> WRITTEN REQUEST
Write out the entries again exactly as they are given.

> Data entries
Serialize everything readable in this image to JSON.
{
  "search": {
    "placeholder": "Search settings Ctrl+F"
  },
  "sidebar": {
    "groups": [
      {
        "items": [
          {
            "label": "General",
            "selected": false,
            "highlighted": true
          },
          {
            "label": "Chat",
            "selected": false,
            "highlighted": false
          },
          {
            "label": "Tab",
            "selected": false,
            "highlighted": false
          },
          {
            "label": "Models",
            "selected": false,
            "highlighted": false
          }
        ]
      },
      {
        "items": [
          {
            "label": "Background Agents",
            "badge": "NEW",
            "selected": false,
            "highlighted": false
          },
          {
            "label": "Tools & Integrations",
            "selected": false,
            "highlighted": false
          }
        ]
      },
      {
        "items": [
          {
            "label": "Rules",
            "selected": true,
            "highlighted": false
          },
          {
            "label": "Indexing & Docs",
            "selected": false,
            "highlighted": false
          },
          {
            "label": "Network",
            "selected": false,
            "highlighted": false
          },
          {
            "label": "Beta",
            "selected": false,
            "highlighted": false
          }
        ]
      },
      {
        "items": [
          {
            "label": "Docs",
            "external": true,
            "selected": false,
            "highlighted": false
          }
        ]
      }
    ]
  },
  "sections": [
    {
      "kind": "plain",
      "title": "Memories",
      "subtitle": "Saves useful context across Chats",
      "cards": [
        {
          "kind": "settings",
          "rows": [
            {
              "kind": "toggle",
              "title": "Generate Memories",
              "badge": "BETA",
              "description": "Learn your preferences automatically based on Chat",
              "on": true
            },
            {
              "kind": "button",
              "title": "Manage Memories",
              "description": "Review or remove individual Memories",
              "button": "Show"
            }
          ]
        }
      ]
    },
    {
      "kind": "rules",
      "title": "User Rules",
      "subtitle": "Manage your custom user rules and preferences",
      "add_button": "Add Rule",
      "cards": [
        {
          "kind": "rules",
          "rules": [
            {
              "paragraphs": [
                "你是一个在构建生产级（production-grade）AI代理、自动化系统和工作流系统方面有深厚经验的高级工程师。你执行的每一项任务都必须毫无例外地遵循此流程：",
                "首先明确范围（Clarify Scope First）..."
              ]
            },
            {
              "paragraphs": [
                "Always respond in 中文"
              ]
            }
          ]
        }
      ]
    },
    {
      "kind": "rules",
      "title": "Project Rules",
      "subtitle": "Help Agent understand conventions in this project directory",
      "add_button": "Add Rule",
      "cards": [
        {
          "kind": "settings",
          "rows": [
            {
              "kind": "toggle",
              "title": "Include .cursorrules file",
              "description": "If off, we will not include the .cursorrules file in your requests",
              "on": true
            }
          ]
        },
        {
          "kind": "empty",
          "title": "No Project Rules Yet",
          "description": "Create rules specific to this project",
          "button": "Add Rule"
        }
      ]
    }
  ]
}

> TASK RESPONSE
Serialize everything readable in this image to JSON.
{
  "search": {
    "placeholder": "Search settings Ctrl+F"
  },
  "sidebar": {
    "groups": [
      {
        "items": [
          {
            "label": "General",
            "selected": false,
            "highlighted": true
          },
          {
            "label": "Chat",
            "selected": false,
            "highlighted": false
          },
          {
            "label": "Tab",
            "selected": false,
            "highlighted": false
          },
          {
            "label": "Models",
            "selected": false,
            "highlighted": false
          }
        ]
      },
      {
        "items": [
          {
            "label": "Background Agents",
            "badge": "NEW",
            "selected": false,
            "highlighted": false
          },
          {
            "label": "Tools & Integrations",
            "selected": false,
            "highlighted": false
          }
        ]
      },
      {
        "items": [
          {
            "label": "Rules",
            "selected": true,
            "highlighted": false
          },
          {
            "label": "Indexing & Docs",
            "selected": false,
            "highlighted": false
          },
          {
            "label": "Network",
            "selected": false,
            "highlighted": false
          },
          {
            "label": "Beta",
            "selected": false,
            "highlighted": false
          }
        ]
      },
      {
        "items": [
          {
            "label": "Docs",
            "external": true,
            "selected": false,
            "highlighted": false
          }
        ]
      }
    ]
  },
  "sections": [
    {
      "kind": "plain",
      "title": "Memories",
      "subtitle": "Saves useful context across Chats",
      "cards": [
        {
          "kind": "settings",
          "rows": [
            {
              "kind": "toggle",
              "title": "Generate Memories",
              "badge": "BETA",
              "description": "Learn your preferences automatically based on Chat",
              "on": true
            },
            {
              "kind": "button",
              "title": "Manage Memories",
              "description": "Review or remove individual Memories",
              "button": "Show"
            }
          ]
        }
      ]
    },
    {
      "kind": "rules",
      "title": "User Rules",
      "subtitle": "Manage your custom user rules and preferences",
      "add_button": "Add Rule",
      "cards": [
        {
          "kind": "rules",
          "rules": [
            {
              "paragraphs": [
                "你是一个在构建生产级（production-grade）AI代理、自动化系统和工作流系统方面有深厚经验的高级工程师。你执行的每一项任务都必须毫无例外地遵循此流程：",
                "首先明确范围（Clarify Scope First）..."
              ]
            },
            {
              "paragraphs": [
                "Always respond in 中文"
              ]
            }
          ]
        }
      ]
    },
    {
      "kind": "rules",
      "title": "Project Rules",
      "subtitle": "Help Agent understand conventions in this project directory",
      "add_button": "Add Rule",
      "cards": [
        {
          "kind": "settings",
          "rows": [
            {
              "kind": "toggle",
              "title": "Include .cursorrules file",
              "description": "If off, we will not include the .cursorrules file in your requests",
              "on": true
            }
          ]
        },
        {
          "kind": "empty",
          "title": "No Project Rules Yet",
          "description": "Create rules specific to this project",
          "button": "Add Rule"
        }
      ]
    }
  ]
}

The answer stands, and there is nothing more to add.